TASK ITEM >> Every line in the records below with the string "bien" is to be copied out.

[Entries of transcribed document text]
-*-*-

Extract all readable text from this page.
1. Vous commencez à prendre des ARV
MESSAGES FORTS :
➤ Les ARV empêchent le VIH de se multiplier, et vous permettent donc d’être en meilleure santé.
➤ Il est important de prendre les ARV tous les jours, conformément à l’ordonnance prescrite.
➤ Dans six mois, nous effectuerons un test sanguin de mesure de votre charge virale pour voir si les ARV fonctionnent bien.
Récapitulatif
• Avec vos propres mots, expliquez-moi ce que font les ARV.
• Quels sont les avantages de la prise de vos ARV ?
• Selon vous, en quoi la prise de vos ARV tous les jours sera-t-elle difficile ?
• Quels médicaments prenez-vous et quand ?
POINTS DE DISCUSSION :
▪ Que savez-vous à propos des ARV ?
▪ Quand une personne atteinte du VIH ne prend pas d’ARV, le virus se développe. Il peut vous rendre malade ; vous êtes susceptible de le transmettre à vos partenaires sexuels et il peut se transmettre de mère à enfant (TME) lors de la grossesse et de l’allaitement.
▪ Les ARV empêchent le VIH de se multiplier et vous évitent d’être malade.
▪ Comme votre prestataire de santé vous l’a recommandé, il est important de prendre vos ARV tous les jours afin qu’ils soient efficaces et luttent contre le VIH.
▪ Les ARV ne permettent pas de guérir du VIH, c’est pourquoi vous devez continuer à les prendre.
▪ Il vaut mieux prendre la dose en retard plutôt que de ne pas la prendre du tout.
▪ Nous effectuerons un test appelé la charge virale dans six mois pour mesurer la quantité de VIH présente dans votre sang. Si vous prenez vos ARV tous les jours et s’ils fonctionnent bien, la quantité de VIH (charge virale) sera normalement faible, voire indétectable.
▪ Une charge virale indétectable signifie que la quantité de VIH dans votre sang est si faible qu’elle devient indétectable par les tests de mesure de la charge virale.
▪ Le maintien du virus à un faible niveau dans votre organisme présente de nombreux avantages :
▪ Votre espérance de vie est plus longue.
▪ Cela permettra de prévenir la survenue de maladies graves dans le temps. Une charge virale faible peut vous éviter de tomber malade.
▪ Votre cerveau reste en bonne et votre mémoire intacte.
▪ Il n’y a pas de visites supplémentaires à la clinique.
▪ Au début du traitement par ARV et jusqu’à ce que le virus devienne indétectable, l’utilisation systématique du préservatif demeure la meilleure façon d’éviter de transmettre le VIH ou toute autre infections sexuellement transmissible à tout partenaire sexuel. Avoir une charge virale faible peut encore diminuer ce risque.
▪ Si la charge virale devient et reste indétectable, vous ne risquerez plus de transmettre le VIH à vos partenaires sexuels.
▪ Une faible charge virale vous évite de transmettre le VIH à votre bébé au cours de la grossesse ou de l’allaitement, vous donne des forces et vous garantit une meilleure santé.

-*-*-

YOUR SOLUTION >>
➤ Dans six mois, nous effectuerons un test sanguin de mesure de votre charge virale pour voir si les ARV fonctionnent bien.
▪ Nous effectuerons un test appelé la charge virale dans six mois pour mesurer la quantité de VIH présente dans votre sang. Si vous prenez vos ARV tous les jours et s’ils fonctionnent bien, la quantité de VIH (charge virale) sera normalement faible, voire indétectable.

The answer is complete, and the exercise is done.